> Problem to solve
Return all lines from the listing below in which the string "Kodeksi" occurs.

+++

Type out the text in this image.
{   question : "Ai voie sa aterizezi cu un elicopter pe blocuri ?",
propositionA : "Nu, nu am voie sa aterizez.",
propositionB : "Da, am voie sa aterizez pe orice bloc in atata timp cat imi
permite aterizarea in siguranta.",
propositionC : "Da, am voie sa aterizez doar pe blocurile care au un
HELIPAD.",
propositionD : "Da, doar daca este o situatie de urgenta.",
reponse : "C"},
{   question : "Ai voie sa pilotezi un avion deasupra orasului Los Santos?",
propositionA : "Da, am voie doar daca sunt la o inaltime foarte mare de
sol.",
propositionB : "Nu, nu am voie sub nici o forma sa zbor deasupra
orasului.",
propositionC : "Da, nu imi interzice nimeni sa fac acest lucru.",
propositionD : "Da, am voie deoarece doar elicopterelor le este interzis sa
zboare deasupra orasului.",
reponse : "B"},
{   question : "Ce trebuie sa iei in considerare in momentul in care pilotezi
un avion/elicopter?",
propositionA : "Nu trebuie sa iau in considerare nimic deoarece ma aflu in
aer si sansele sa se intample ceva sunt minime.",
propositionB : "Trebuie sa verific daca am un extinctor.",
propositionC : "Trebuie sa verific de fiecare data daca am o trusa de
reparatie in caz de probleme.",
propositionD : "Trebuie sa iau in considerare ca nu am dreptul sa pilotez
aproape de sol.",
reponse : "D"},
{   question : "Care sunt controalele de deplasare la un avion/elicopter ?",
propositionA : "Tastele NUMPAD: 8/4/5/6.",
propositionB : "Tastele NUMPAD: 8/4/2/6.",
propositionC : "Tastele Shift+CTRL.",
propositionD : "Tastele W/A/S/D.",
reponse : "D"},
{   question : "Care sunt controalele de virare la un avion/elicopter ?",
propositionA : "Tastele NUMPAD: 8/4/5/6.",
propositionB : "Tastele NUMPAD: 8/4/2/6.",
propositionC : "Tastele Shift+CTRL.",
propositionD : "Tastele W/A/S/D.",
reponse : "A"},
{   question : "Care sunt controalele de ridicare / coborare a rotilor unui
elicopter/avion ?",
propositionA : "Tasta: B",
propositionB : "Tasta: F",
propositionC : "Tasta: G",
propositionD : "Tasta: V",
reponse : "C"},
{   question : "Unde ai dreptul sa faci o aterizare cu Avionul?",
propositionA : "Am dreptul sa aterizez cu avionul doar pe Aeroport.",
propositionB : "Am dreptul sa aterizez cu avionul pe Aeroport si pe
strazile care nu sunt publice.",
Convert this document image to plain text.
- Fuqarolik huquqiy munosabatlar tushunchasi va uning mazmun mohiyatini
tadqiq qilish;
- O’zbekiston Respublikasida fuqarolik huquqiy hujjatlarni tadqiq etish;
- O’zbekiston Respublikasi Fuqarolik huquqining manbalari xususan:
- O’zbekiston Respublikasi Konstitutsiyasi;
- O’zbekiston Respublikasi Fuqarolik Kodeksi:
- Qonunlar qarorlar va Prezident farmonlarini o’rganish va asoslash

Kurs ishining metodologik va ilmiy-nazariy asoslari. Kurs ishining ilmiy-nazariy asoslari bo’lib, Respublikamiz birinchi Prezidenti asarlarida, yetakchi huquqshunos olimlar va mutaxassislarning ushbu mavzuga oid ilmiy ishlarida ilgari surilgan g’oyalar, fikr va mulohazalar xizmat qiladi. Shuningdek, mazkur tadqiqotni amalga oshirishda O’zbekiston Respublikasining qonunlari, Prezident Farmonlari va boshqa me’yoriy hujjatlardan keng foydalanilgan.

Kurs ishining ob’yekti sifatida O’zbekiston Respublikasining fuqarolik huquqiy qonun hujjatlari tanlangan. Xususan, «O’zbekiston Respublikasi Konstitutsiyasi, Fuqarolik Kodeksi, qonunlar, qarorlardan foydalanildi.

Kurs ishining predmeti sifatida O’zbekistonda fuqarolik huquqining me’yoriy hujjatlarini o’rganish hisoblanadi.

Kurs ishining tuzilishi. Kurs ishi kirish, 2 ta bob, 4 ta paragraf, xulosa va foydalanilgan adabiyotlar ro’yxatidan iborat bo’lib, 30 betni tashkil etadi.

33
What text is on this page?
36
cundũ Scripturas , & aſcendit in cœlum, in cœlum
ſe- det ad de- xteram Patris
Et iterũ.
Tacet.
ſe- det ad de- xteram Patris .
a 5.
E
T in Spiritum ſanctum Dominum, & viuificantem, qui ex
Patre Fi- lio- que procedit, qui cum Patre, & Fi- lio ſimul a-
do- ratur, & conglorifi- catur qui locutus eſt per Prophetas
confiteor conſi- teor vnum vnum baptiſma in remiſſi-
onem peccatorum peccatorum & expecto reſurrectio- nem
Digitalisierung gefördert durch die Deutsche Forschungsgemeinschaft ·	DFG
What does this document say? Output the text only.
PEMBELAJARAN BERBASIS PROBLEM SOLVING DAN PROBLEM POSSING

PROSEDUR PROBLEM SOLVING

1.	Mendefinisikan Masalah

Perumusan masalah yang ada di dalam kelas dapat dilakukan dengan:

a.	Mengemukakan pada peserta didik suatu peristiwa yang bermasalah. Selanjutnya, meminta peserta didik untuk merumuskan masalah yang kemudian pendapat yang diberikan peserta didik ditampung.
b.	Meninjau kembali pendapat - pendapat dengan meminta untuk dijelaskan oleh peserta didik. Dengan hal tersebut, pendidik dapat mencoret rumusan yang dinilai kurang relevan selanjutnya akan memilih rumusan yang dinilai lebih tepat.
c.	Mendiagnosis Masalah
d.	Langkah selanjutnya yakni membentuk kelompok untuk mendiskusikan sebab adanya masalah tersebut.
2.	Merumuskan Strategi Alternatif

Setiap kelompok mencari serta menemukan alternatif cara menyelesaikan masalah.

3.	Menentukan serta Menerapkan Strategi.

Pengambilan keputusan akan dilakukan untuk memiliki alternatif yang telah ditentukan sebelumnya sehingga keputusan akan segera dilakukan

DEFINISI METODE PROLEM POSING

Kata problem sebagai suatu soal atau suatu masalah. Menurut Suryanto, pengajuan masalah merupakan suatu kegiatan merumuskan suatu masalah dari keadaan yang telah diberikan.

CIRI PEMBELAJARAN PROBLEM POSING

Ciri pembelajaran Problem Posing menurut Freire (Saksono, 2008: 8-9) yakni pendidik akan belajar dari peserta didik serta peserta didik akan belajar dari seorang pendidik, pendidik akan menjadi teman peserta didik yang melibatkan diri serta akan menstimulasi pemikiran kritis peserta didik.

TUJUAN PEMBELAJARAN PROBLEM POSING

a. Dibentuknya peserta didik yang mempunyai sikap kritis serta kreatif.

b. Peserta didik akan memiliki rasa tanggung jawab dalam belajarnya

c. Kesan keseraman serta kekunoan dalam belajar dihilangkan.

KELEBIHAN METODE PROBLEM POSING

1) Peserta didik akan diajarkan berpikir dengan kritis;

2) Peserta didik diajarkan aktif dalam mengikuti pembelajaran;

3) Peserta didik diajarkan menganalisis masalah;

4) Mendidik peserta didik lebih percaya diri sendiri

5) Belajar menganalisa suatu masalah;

+++

> Response to the task
- O’zbekiston Respublikasi Fuqarolik Kodeksi:
Kurs ishining ob’yekti sifatida O’zbekiston Respublikasining fuqarolik huquqiy qonun hujjatlari tanlangan. Xususan, «O’zbekiston Respublikasi Konstitutsiyasi, Fuqarolik Kodeksi, qonunlar, qarorlardan foydalanildi.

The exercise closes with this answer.